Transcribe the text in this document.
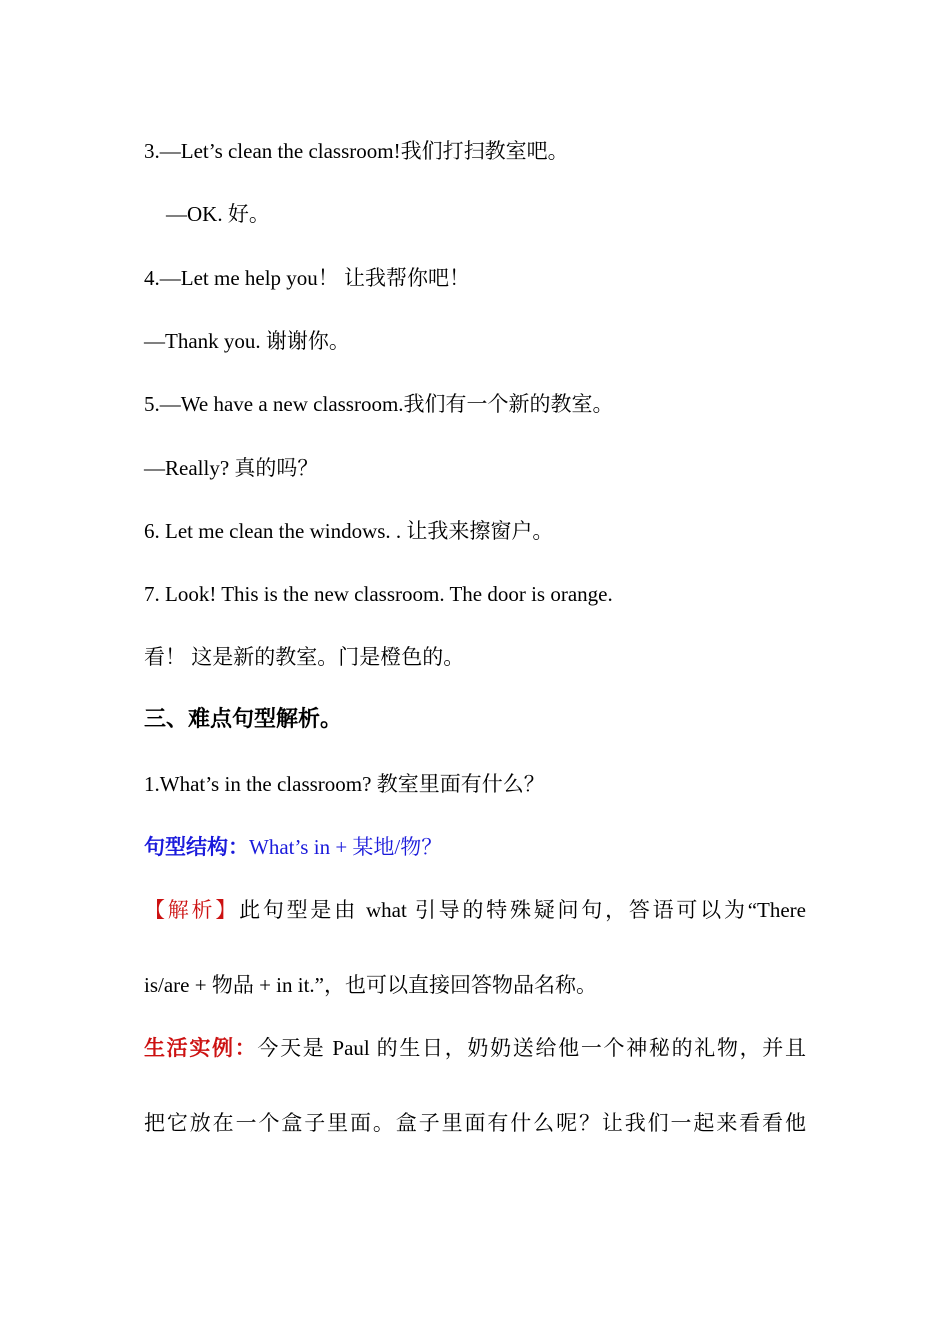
3.—Let’s clean the classroom!我们打扫教室吧。
—OK. 好。
4.—Let me help you！ 让我帮你吧！
—Thank you. 谢谢你。
5.—We have a new classroom.我们有一个新的教室。
—Really? 真的吗？
6. Let me clean the windows. . 让我来擦窗户。
7. Look! This is the new classroom. The door is orange.
看！ 这是新的教室。门是橙色的。
三、难点句型解析。
1.What’s in the classroom? 教室里面有什么？
句型结构：What’s in + 某地/物？
【解析】此句型是由 what 引导的特殊疑问句，答语可以为“There
is/are + 物品 + in it.”，也可以直接回答物品名称。
生活实例：今天是 Paul 的生日，奶奶送给他一个神秘的礼物，并且
把它放在一个盒子里面。盒子里面有什么呢？让我们一起来看看他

═══

#### [Exercise instructions]
Write out the listing above exactly as it stands, pictures excluded.

#### [Solution to the problem]
Transcribe the text in this document.
3.—Let’s clean the classroom!我们打扫教室吧。
—OK. 好。
4.—Let me help you！ 让我帮你吧！
—Thank you. 谢谢你。
5.—We have a new classroom.我们有一个新的教室。
—Really? 真的吗？
6. Let me clean the windows. . 让我来擦窗户。
7. Look! This is the new classroom. The door is orange.
看！ 这是新的教室。门是橙色的。
三、难点句型解析。
1.What’s in the classroom? 教室里面有什么？
句型结构：What’s in + 某地/物？
【解析】此句型是由 what 引导的特殊疑问句，答语可以为“There
is/are + 物品 + in it.”，也可以直接回答物品名称。
生活实例：今天是 Paul 的生日，奶奶送给他一个神秘的礼物，并且
把它放在一个盒子里面。盒子里面有什么呢？让我们一起来看看他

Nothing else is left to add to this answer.